*STATED PROBLEM*
Collect all lines from the records below that include the word "为公差的等差数列".

[Data records]
——————————
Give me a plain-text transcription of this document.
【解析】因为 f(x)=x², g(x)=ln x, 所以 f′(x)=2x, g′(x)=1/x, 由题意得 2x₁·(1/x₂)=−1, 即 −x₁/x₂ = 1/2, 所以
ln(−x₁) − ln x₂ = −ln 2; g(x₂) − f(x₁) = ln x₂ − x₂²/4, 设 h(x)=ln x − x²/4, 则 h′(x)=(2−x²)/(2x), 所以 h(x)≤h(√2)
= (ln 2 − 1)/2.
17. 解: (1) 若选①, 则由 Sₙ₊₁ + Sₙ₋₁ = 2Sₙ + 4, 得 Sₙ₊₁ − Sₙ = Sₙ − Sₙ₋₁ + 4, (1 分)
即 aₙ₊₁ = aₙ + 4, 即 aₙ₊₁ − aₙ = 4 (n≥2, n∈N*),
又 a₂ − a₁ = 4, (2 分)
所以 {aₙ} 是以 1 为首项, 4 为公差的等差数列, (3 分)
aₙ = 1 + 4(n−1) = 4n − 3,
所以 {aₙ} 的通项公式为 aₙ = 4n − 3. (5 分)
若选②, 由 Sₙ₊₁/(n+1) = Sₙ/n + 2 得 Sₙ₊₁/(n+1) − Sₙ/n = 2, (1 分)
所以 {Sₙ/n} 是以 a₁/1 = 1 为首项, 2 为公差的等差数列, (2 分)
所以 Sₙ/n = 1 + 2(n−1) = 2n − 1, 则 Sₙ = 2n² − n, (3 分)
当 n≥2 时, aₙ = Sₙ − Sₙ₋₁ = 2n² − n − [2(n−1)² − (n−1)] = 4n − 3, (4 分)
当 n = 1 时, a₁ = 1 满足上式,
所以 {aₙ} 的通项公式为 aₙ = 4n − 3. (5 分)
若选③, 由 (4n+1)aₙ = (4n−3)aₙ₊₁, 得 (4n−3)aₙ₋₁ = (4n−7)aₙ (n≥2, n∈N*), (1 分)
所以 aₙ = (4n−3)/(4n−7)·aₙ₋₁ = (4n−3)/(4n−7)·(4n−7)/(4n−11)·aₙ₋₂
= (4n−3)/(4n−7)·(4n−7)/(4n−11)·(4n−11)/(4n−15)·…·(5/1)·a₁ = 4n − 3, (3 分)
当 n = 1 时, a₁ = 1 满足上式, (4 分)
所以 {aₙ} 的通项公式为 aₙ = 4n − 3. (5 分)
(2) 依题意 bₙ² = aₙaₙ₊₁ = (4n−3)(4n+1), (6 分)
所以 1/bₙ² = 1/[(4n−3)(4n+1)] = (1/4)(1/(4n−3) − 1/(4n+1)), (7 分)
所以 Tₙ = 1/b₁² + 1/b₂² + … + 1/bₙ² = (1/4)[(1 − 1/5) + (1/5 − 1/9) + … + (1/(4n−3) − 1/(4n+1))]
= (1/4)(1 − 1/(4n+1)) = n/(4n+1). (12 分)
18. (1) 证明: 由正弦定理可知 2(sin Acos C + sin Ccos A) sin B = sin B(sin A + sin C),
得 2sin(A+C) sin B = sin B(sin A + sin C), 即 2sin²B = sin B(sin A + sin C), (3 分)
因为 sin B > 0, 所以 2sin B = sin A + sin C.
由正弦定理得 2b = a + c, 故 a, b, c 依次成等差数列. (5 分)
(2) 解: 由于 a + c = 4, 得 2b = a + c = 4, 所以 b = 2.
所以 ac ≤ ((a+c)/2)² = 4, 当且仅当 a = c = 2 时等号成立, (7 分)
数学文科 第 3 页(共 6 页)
——————————
*REPLY*
所以 {aₙ} 是以 1 为首项, 4 为公差的等差数列, (3 分)
所以 {Sₙ/n} 是以 a₁/1 = 1 为首项, 2 为公差的等差数列, (2 分)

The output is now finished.